[Exercise task]: Reproduce the complete listing without any deviation.

[Task material]:

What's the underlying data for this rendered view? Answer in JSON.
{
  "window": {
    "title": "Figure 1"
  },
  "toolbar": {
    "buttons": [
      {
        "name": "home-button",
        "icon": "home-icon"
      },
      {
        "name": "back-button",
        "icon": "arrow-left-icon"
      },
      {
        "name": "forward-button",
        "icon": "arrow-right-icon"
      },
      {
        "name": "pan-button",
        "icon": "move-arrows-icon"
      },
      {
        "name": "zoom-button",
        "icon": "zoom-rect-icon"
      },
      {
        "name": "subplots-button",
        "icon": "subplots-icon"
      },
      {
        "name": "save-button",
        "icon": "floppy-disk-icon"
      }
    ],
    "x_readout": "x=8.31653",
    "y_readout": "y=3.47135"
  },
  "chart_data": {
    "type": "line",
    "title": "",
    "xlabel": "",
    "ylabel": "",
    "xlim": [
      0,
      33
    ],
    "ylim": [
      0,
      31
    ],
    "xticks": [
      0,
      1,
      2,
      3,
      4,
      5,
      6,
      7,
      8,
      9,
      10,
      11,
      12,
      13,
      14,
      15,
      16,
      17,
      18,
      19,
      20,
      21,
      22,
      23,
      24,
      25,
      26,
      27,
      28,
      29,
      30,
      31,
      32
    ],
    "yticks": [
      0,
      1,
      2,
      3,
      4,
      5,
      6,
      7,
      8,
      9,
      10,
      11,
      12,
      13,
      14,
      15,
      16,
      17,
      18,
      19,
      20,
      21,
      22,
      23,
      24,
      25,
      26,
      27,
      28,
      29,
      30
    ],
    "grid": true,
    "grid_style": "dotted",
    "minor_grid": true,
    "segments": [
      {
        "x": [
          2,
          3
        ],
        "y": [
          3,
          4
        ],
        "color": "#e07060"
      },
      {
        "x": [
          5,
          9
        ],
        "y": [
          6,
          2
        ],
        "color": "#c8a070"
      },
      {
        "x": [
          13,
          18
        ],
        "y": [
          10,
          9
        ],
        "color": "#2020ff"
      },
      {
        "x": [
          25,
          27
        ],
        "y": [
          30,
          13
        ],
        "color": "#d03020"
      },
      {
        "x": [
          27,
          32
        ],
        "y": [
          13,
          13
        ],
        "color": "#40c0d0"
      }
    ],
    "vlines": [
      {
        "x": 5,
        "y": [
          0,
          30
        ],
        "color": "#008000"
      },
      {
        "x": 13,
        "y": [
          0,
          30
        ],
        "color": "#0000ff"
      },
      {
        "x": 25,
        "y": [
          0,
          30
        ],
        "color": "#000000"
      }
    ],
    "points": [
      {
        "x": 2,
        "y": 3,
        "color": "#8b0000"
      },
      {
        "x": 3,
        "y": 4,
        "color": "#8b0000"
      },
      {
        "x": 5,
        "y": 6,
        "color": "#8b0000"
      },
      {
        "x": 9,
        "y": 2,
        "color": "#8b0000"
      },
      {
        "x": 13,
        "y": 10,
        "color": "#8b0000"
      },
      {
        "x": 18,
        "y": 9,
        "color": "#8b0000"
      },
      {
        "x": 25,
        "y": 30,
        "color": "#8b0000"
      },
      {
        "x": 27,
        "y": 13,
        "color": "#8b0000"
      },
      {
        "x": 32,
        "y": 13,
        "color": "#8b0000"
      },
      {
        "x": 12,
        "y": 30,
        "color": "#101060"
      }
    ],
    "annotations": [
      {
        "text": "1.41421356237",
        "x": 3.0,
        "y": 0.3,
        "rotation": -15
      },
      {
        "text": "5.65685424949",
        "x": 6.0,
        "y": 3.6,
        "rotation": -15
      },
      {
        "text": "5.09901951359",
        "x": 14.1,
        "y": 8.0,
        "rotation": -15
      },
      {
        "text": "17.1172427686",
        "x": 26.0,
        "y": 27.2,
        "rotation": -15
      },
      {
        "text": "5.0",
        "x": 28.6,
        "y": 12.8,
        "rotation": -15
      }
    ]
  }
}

[Right answer]:
What's the underlying data for this rendered view? Answer in JSON.
{
  "window": {
    "title": "Figure 1"
  },
  "toolbar": {
    "buttons": [
      {
        "name": "home-button",
        "icon": "home-icon"
      },
      {
        "name": "back-button",
        "icon": "arrow-left-icon"
      },
      {
        "name": "forward-button",
        "icon": "arrow-right-icon"
      },
      {
        "name": "pan-button",
        "icon": "move-arrows-icon"
      },
      {
        "name": "zoom-button",
        "icon": "zoom-rect-icon"
      },
      {
        "name": "subplots-button",
        "icon": "subplots-icon"
      },
      {
        "name": "save-button",
        "icon": "floppy-disk-icon"
      }
    ],
    "x_readout": "x=8.31653",
    "y_readout": "y=3.47135"
  },
  "chart_data": {
    "type": "line",
    "title": "",
    "xlabel": "",
    "ylabel": "",
    "xlim": [
      0,
      33
    ],
    "ylim": [
      0,
      31
    ],
    "xticks": [
      0,
      1,
      2,
      3,
      4,
      5,
      6,
      7,
      8,
      9,
      10,
      11,
      12,
      13,
      14,
      15,
      16,
      17,
      18,
      19,
      20,
      21,
      22,
      23,
      24,
      25,
      26,
      27,
      28,
      29,
      30,
      31,
      32
    ],
    "yticks": [
      0,
      1,
      2,
      3,
      4,
      5,
      6,
      7,
      8,
      9,
      10,
      11,
      12,
      13,
      14,
      15,
      16,
      17,
      18,
      19,
      20,
      21,
      22,
      23,
      24,
      25,
      26,
      27,
      28,
      29,
      30
    ],
    "grid": true,
    "grid_style": "dotted",
    "minor_grid": true,
    "segments": [
      {
        "x": [
          2,
          3
        ],
        "y": [
          3,
          4
        ],
        "color": "#e07060"
      },
      {
        "x": [
          5,
          9
        ],
        "y": [
          6,
          2
        ],
        "color": "#c8a070"
      },
      {
        "x": [
          13,
          18
        ],
        "y": [
          10,
          9
        ],
        "color": "#2020ff"
      },
      {
        "x": [
          25,
          27
        ],
        "y": [
          30,
          13
        ],
        "color": "#d03020"
      },
      {
        "x": [
          27,
          32
        ],
        "y": [
          13,
          13
        ],
        "color": "#40c0d0"
      }
    ],
    "vlines": [
      {
        "x": 5,
        "y": [
          0,
          30
        ],
        "color": "#008000"
      },
      {
        "x": 13,
        "y": [
          0,
          30
        ],
        "color": "#0000ff"
      },
      {
        "x": 25,
        "y": [
          0,
          30
        ],
        "color": "#000000"
      }
    ],
    "points": [
      {
        "x": 2,
        "y": 3,
        "color": "#8b0000"
      },
      {
        "x": 3,
        "y": 4,
        "color": "#8b0000"
      },
      {
        "x": 5,
        "y": 6,
        "color": "#8b0000"
      },
      {
        "x": 9,
        "y": 2,
        "color": "#8b0000"
      },
      {
        "x": 13,
        "y": 10,
        "color": "#8b0000"
      },
      {
        "x": 18,
        "y": 9,
        "color": "#8b0000"
      },
      {
        "x": 25,
        "y": 30,
        "color": "#8b0000"
      },
      {
        "x": 27,
        "y": 13,
        "color": "#8b0000"
      },
      {
        "x": 32,
        "y": 13,
        "color": "#8b0000"
      },
      {
        "x": 12,
        "y": 30,
        "color": "#101060"
      }
    ],
    "annotations": [
      {
        "text": "1.41421356237",
        "x": 3.0,
        "y": 0.3,
        "rotation": -15
      },
      {
        "text": "5.65685424949",
        "x": 6.0,
        "y": 3.6,
        "rotation": -15
      },
      {
        "text": "5.09901951359",
        "x": 14.1,
        "y": 8.0,
        "rotation": -15
      },
      {
        "text": "17.1172427686",
        "x": 26.0,
        "y": 27.2,
        "rotation": -15
      },
      {
        "text": "5.0",
        "x": 28.6,
        "y": 12.8,
        "rotation": -15
      }
    ]
  }
}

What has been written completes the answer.